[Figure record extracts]

※

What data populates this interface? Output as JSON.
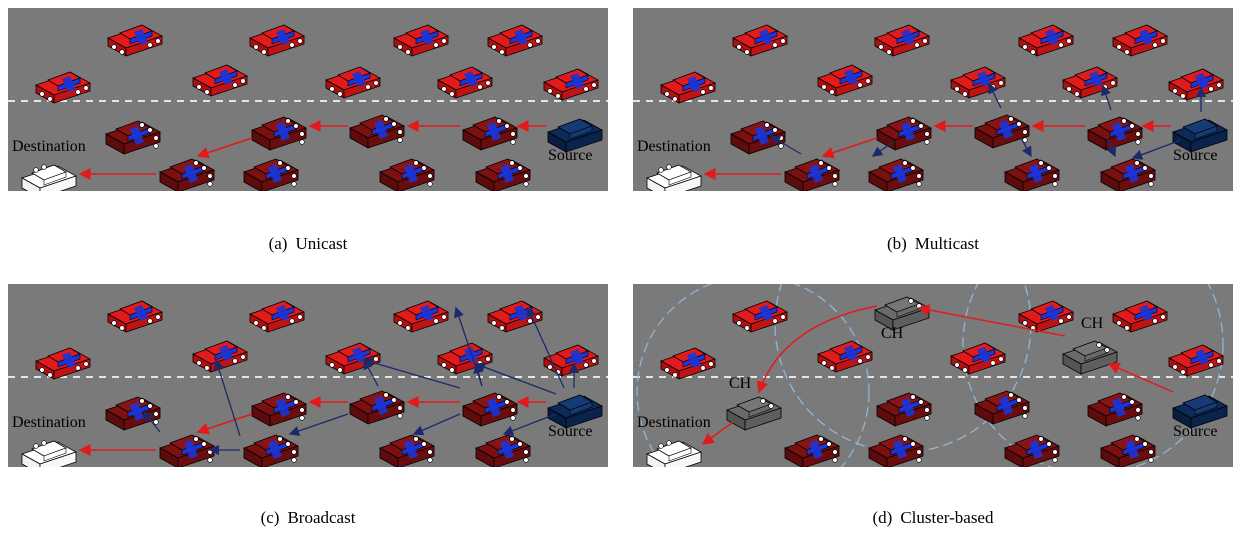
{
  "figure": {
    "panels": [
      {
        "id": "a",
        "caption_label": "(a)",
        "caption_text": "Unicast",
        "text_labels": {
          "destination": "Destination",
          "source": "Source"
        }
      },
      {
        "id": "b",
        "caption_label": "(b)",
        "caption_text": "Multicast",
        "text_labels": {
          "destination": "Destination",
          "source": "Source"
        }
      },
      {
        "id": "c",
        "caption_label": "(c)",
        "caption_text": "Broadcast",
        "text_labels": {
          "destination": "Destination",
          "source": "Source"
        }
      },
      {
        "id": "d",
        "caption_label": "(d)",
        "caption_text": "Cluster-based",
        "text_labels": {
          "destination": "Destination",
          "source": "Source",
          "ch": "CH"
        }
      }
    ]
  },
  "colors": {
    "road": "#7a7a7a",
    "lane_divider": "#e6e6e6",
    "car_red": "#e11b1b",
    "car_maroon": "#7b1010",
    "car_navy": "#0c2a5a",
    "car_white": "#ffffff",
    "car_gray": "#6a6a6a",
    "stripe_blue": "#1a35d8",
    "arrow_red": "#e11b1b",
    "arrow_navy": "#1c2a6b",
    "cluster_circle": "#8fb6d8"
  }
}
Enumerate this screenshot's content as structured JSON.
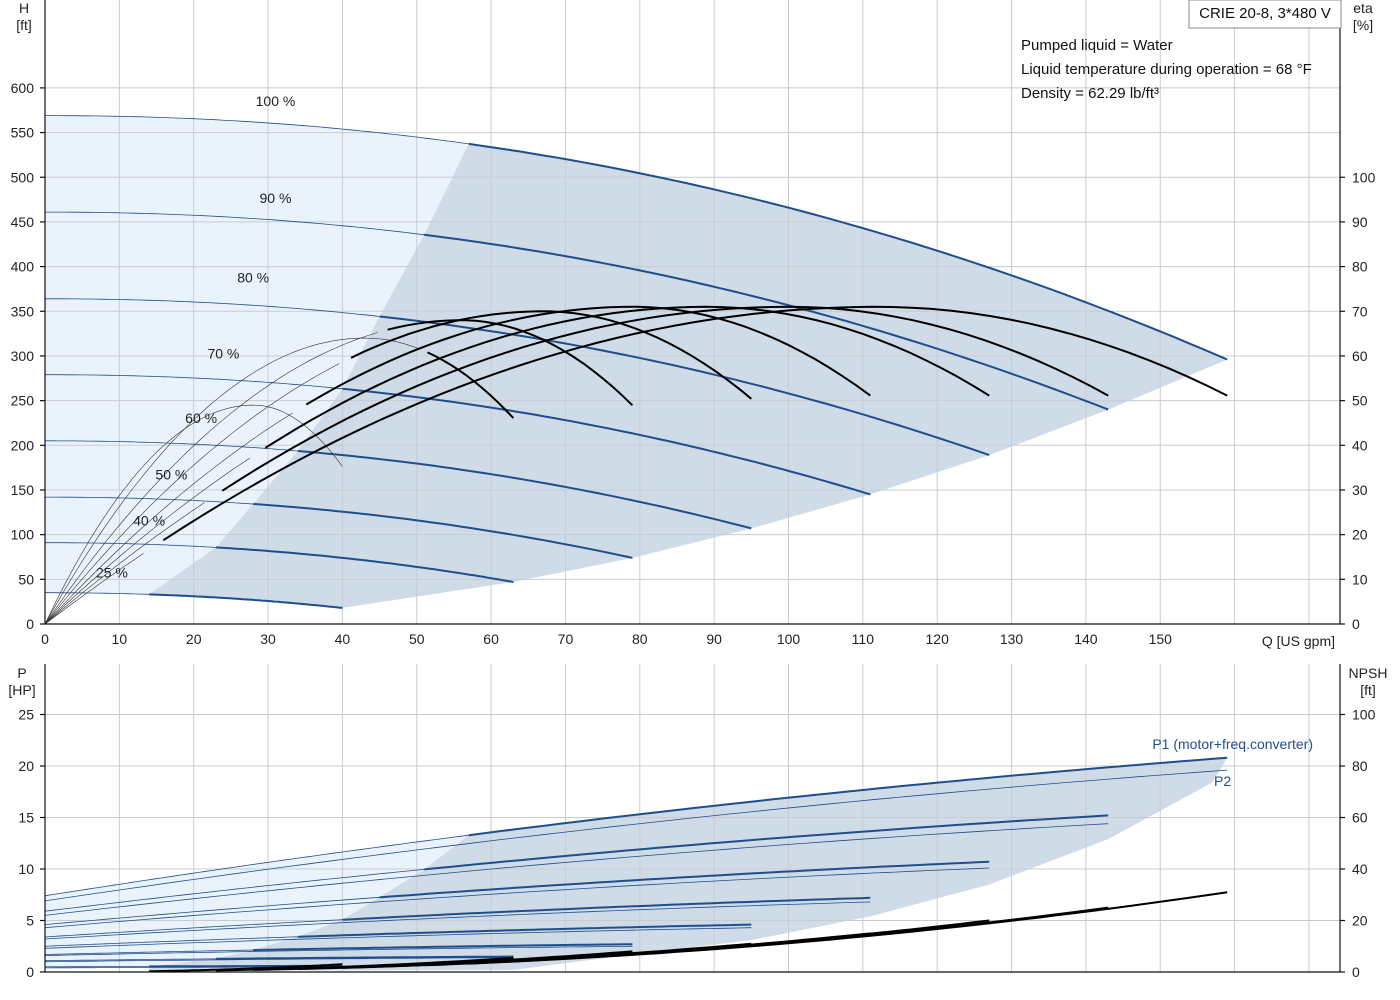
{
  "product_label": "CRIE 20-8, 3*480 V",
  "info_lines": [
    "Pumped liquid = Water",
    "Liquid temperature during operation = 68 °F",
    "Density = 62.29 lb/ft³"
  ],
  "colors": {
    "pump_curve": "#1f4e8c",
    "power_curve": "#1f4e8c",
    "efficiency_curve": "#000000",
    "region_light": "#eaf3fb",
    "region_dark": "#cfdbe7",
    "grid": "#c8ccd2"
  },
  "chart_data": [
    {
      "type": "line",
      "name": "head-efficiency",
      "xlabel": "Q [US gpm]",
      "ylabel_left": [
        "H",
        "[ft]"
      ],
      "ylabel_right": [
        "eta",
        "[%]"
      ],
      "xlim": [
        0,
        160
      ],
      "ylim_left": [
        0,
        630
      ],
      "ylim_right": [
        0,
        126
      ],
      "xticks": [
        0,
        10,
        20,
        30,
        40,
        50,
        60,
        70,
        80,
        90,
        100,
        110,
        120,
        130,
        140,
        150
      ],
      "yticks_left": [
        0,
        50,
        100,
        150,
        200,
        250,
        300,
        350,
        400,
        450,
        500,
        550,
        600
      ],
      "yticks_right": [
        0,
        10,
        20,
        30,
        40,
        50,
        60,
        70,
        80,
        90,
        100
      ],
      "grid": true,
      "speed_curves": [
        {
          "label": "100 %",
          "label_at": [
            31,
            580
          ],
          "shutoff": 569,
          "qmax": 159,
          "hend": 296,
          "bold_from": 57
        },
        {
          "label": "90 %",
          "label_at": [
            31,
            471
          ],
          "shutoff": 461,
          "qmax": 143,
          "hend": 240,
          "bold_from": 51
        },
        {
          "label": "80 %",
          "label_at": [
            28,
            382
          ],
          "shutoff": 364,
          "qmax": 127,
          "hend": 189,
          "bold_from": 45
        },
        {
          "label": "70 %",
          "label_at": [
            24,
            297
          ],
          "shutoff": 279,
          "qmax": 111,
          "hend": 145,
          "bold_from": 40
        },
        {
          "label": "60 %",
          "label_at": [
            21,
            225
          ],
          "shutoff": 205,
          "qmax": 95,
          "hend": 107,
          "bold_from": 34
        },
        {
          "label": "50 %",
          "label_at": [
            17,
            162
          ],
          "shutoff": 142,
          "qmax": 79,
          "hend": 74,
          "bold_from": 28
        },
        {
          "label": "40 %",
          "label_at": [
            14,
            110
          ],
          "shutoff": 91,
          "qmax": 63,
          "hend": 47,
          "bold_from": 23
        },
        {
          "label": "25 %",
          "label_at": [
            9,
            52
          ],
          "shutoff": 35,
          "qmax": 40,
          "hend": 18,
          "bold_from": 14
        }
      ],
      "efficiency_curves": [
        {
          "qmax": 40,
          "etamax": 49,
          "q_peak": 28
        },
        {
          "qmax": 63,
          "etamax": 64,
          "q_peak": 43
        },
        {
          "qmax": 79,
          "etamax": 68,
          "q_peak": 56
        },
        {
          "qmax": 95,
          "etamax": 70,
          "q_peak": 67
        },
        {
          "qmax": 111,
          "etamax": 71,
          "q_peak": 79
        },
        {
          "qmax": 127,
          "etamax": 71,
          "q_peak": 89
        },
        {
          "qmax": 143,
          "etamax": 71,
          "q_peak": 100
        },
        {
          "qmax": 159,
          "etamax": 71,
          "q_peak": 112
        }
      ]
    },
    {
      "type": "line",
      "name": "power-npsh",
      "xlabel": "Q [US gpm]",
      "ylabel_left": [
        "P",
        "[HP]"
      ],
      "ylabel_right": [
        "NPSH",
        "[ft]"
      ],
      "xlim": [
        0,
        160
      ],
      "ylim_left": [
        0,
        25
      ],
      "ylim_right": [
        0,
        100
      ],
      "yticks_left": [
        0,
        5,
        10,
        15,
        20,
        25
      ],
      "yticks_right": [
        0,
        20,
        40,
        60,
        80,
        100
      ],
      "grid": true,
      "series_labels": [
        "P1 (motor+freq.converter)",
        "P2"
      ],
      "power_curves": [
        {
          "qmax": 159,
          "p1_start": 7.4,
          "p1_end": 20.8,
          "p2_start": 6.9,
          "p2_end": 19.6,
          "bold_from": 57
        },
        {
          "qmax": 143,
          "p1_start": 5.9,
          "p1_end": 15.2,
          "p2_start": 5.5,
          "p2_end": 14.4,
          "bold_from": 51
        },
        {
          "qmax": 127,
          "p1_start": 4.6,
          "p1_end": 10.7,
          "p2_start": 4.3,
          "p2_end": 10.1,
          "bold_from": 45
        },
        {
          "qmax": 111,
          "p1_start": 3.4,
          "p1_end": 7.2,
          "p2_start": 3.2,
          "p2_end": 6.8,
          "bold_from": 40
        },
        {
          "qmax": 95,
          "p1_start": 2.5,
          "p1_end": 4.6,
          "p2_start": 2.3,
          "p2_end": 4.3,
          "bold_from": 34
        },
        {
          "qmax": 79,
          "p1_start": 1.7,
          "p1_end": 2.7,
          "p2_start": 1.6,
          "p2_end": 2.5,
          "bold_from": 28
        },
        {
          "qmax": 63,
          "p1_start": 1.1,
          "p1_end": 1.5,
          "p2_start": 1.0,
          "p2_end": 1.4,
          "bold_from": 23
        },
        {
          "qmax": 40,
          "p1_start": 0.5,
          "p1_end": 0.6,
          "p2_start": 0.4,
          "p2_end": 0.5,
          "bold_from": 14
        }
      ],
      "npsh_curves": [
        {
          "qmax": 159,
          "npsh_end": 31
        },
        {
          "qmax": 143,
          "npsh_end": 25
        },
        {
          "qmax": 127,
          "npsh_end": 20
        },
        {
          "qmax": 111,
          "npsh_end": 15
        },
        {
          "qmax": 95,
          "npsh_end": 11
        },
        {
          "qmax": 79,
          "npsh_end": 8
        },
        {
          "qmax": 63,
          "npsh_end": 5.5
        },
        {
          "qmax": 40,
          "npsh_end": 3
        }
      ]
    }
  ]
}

※

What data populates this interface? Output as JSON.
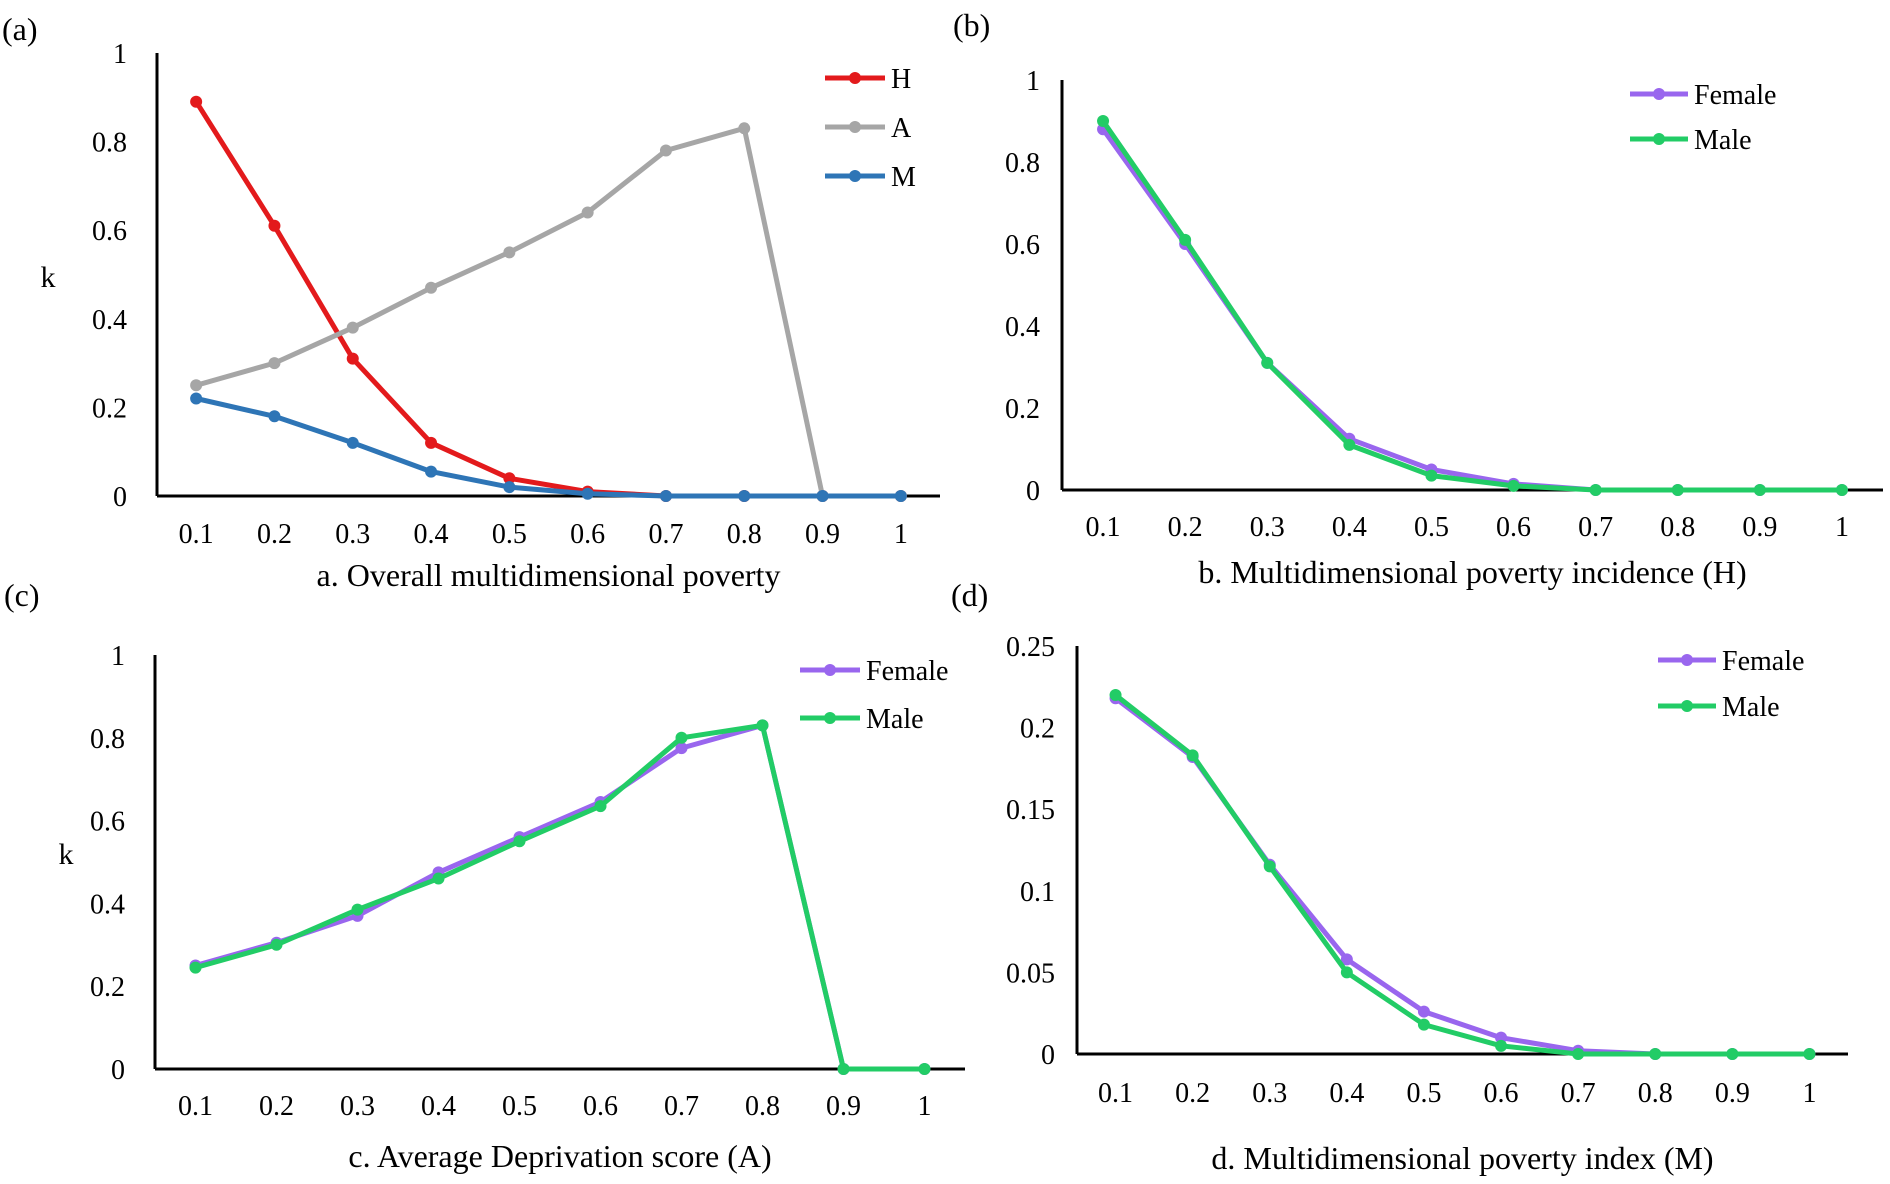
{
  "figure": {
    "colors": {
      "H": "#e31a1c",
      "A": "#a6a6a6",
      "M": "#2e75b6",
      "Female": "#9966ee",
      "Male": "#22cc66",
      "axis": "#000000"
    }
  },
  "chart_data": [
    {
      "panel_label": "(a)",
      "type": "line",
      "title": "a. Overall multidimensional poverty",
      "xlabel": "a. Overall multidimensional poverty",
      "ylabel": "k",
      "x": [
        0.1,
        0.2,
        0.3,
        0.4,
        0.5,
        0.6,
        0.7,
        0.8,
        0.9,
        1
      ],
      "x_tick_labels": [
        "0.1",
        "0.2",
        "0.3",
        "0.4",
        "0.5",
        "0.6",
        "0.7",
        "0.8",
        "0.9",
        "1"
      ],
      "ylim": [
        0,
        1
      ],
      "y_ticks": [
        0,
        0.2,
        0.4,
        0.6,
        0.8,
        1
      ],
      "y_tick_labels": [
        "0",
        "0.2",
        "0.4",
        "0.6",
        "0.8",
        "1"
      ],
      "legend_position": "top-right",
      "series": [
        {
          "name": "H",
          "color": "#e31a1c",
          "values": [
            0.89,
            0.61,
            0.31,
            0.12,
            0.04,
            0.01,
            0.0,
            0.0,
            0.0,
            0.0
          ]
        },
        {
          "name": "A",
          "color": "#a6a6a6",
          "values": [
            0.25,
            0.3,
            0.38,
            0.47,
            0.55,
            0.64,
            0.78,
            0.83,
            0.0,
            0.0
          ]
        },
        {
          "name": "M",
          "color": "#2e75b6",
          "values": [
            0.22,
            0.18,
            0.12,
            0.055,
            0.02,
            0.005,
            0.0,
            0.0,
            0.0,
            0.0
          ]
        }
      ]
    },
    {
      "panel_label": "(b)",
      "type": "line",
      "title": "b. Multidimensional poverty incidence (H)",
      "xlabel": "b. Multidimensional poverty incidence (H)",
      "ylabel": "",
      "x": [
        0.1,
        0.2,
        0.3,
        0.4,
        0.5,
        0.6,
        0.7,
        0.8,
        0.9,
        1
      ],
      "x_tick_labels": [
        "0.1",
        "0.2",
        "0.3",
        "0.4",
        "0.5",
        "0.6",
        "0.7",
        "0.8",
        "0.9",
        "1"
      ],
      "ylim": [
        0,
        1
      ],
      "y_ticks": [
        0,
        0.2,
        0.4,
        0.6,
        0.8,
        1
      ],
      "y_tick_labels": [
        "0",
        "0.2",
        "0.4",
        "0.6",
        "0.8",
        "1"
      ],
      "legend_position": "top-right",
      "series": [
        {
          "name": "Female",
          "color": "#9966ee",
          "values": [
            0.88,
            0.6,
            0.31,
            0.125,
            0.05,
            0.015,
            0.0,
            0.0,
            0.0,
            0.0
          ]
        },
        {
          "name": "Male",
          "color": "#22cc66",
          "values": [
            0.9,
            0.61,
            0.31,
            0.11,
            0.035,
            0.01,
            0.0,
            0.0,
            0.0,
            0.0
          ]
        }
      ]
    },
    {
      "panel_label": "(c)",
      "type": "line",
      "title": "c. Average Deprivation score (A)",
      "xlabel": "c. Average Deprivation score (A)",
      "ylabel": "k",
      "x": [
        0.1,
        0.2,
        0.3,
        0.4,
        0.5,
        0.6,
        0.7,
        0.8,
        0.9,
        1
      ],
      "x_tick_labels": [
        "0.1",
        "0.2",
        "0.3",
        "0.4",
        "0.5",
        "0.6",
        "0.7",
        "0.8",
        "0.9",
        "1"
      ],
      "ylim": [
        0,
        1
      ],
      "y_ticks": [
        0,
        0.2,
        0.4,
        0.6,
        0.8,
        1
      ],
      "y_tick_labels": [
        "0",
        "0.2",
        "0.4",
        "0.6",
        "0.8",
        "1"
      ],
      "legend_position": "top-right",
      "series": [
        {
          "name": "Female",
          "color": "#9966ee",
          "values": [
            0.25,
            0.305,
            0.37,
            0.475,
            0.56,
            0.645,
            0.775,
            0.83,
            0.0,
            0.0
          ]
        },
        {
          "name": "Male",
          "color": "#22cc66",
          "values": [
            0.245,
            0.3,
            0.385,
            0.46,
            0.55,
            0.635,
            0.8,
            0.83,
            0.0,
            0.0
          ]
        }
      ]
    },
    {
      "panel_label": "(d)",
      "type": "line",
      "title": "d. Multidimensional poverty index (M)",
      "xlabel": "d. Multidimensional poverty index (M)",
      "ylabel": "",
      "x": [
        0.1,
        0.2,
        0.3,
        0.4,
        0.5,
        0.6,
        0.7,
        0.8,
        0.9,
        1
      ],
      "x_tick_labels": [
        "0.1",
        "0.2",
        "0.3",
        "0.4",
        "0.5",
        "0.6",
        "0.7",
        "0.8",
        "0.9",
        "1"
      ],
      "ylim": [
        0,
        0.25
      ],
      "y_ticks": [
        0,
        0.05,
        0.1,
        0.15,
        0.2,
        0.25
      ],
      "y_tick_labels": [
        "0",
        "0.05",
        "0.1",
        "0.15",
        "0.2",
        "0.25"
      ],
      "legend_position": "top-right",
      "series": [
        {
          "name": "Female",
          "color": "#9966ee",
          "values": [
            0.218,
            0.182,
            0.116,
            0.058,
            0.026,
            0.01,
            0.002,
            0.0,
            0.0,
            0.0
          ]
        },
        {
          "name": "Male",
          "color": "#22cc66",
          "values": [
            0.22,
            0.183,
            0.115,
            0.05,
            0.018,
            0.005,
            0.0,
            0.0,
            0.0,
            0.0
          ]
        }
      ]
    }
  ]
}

※

## WHAT THIS TASK INVOLVES
Locate all lines in the listing above with the word "poverty" and copy them.

## TASK OUTPUT
      "title": "a. Overall multidimensional poverty",
      "xlabel": "a. Overall multidimensional poverty",
      "title": "b. Multidimensional poverty incidence (H)",
      "xlabel": "b. Multidimensional poverty incidence (H)",
      "title": "d. Multidimensional poverty index (M)",
      "xlabel": "d. Multidimensional poverty index (M)",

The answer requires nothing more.